- Task details:
Return each line of the data below verbatim; pictures are to be left out.

- Supplied records:
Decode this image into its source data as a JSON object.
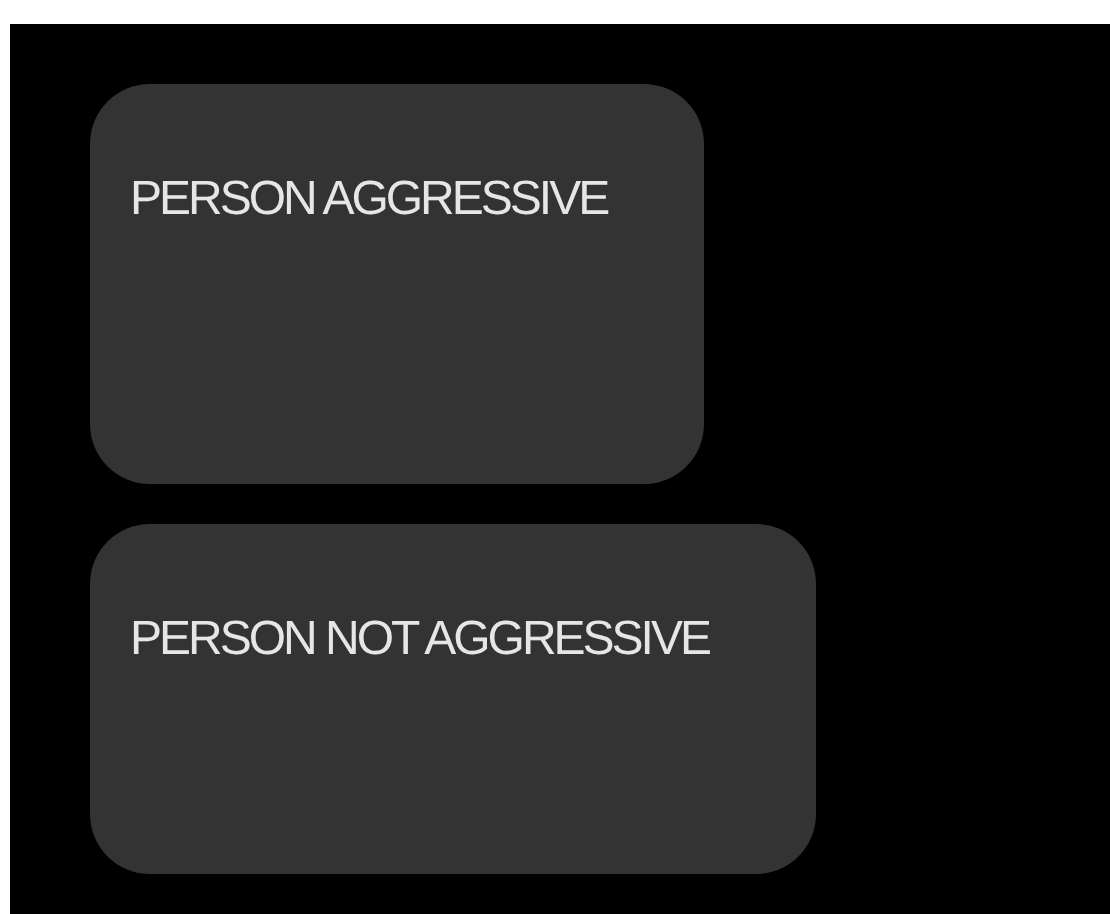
{
  "buttons": [
    {
      "label": "PERSON AGGRESSIVE"
    },
    {
      "label": "PERSON NOT AGGRESSIVE"
    }
  ]
}
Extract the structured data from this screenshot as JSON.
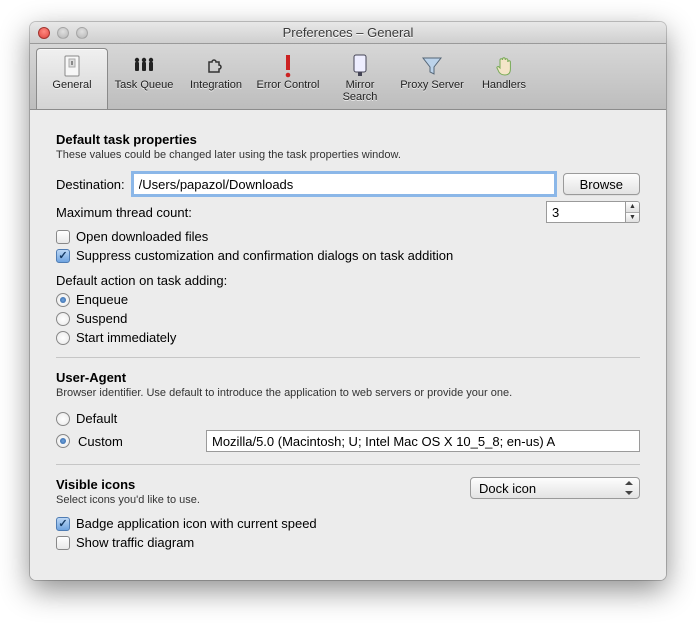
{
  "window": {
    "title": "Preferences – General"
  },
  "toolbar": {
    "items": [
      {
        "label": "General"
      },
      {
        "label": "Task Queue"
      },
      {
        "label": "Integration"
      },
      {
        "label": "Error Control"
      },
      {
        "label": "Mirror Search"
      },
      {
        "label": "Proxy Server"
      },
      {
        "label": "Handlers"
      }
    ]
  },
  "task": {
    "title": "Default task properties",
    "sub": "These values could be changed later using the task properties window.",
    "dest_label": "Destination:",
    "dest_value": "/Users/papazol/Downloads",
    "browse": "Browse",
    "maxthreads_label": "Maximum thread count:",
    "maxthreads_value": "3",
    "open_dl": "Open downloaded files",
    "suppress": "Suppress customization and confirmation dialogs on task addition",
    "action_label": "Default action on task adding:",
    "actions": {
      "enqueue": "Enqueue",
      "suspend": "Suspend",
      "start": "Start immediately"
    }
  },
  "ua": {
    "title": "User-Agent",
    "sub": "Browser identifier. Use default to introduce the application to web servers or provide your one.",
    "default": "Default",
    "custom": "Custom",
    "value": "Mozilla/5.0 (Macintosh; U; Intel Mac OS X 10_5_8; en-us) A"
  },
  "icons": {
    "title": "Visible icons",
    "sub": "Select icons you'd like to use.",
    "select": "Dock icon",
    "badge": "Badge application icon with current speed",
    "diagram": "Show traffic diagram"
  }
}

- Solution to the exercise:
Decode this image into its source data as a JSON object.
{
  "buttons": [
    {
      "label": "PERSON AGGRESSIVE"
    },
    {
      "label": "PERSON NOT AGGRESSIVE"
    }
  ]
}
Extract the structured data from this screenshot as JSON.
{
  "window": {
    "title": "Preferences – General"
  },
  "toolbar": {
    "items": [
      {
        "label": "General"
      },
      {
        "label": "Task Queue"
      },
      {
        "label": "Integration"
      },
      {
        "label": "Error Control"
      },
      {
        "label": "Mirror Search"
      },
      {
        "label": "Proxy Server"
      },
      {
        "label": "Handlers"
      }
    ]
  },
  "task": {
    "title": "Default task properties",
    "sub": "These values could be changed later using the task properties window.",
    "dest_label": "Destination:",
    "dest_value": "/Users/papazol/Downloads",
    "browse": "Browse",
    "maxthreads_label": "Maximum thread count:",
    "maxthreads_value": "3",
    "open_dl": "Open downloaded files",
    "suppress": "Suppress customization and confirmation dialogs on task addition",
    "action_label": "Default action on task adding:",
    "actions": {
      "enqueue": "Enqueue",
      "suspend": "Suspend",
      "start": "Start immediately"
    }
  },
  "ua": {
    "title": "User-Agent",
    "sub": "Browser identifier. Use default to introduce the application to web servers or provide your one.",
    "default": "Default",
    "custom": "Custom",
    "value": "Mozilla/5.0 (Macintosh; U; Intel Mac OS X 10_5_8; en-us) A"
  },
  "icons": {
    "title": "Visible icons",
    "sub": "Select icons you'd like to use.",
    "select": "Dock icon",
    "badge": "Badge application icon with current speed",
    "diagram": "Show traffic diagram"
  }
}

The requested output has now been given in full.